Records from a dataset

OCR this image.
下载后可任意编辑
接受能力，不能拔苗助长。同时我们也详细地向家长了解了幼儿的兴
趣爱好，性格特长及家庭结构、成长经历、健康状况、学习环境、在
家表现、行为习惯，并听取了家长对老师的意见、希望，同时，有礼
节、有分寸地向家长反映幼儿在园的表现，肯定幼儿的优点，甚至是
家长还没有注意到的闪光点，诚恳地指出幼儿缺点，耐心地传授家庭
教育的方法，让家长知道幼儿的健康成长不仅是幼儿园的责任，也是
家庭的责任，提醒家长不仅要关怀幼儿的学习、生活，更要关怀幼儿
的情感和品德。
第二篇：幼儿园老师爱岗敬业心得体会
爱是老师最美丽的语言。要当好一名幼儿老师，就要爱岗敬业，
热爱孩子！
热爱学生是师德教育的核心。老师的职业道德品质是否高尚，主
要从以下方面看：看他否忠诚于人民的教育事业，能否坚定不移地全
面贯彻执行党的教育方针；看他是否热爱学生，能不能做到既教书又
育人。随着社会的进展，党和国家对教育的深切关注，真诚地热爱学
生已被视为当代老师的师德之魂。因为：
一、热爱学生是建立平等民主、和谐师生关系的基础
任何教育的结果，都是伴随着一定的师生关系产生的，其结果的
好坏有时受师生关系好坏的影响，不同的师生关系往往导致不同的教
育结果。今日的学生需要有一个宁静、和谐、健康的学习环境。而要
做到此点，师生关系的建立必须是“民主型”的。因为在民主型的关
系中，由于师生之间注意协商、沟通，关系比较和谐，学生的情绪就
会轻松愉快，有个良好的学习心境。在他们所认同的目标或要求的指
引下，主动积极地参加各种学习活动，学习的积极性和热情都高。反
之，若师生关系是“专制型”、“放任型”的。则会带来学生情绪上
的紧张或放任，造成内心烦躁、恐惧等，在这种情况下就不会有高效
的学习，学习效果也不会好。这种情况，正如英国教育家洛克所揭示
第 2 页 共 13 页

Goal of the exercise: Transcribe every record above exactly as it appears.

Solution:
OCR this image.
下载后可任意编辑
接受能力，不能拔苗助长。同时我们也详细地向家长了解了幼儿的兴
趣爱好，性格特长及家庭结构、成长经历、健康状况、学习环境、在
家表现、行为习惯，并听取了家长对老师的意见、希望，同时，有礼
节、有分寸地向家长反映幼儿在园的表现，肯定幼儿的优点，甚至是
家长还没有注意到的闪光点，诚恳地指出幼儿缺点，耐心地传授家庭
教育的方法，让家长知道幼儿的健康成长不仅是幼儿园的责任，也是
家庭的责任，提醒家长不仅要关怀幼儿的学习、生活，更要关怀幼儿
的情感和品德。
第二篇：幼儿园老师爱岗敬业心得体会
爱是老师最美丽的语言。要当好一名幼儿老师，就要爱岗敬业，
热爱孩子！
热爱学生是师德教育的核心。老师的职业道德品质是否高尚，主
要从以下方面看：看他否忠诚于人民的教育事业，能否坚定不移地全
面贯彻执行党的教育方针；看他是否热爱学生，能不能做到既教书又
育人。随着社会的进展，党和国家对教育的深切关注，真诚地热爱学
生已被视为当代老师的师德之魂。因为：
一、热爱学生是建立平等民主、和谐师生关系的基础
任何教育的结果，都是伴随着一定的师生关系产生的，其结果的
好坏有时受师生关系好坏的影响，不同的师生关系往往导致不同的教
育结果。今日的学生需要有一个宁静、和谐、健康的学习环境。而要
做到此点，师生关系的建立必须是“民主型”的。因为在民主型的关
系中，由于师生之间注意协商、沟通，关系比较和谐，学生的情绪就
会轻松愉快，有个良好的学习心境。在他们所认同的目标或要求的指
引下，主动积极地参加各种学习活动，学习的积极性和热情都高。反
之，若师生关系是“专制型”、“放任型”的。则会带来学生情绪上
的紧张或放任，造成内心烦躁、恐惧等，在这种情况下就不会有高效
的学习，学习效果也不会好。这种情况，正如英国教育家洛克所揭示
第 2 页 共 13 页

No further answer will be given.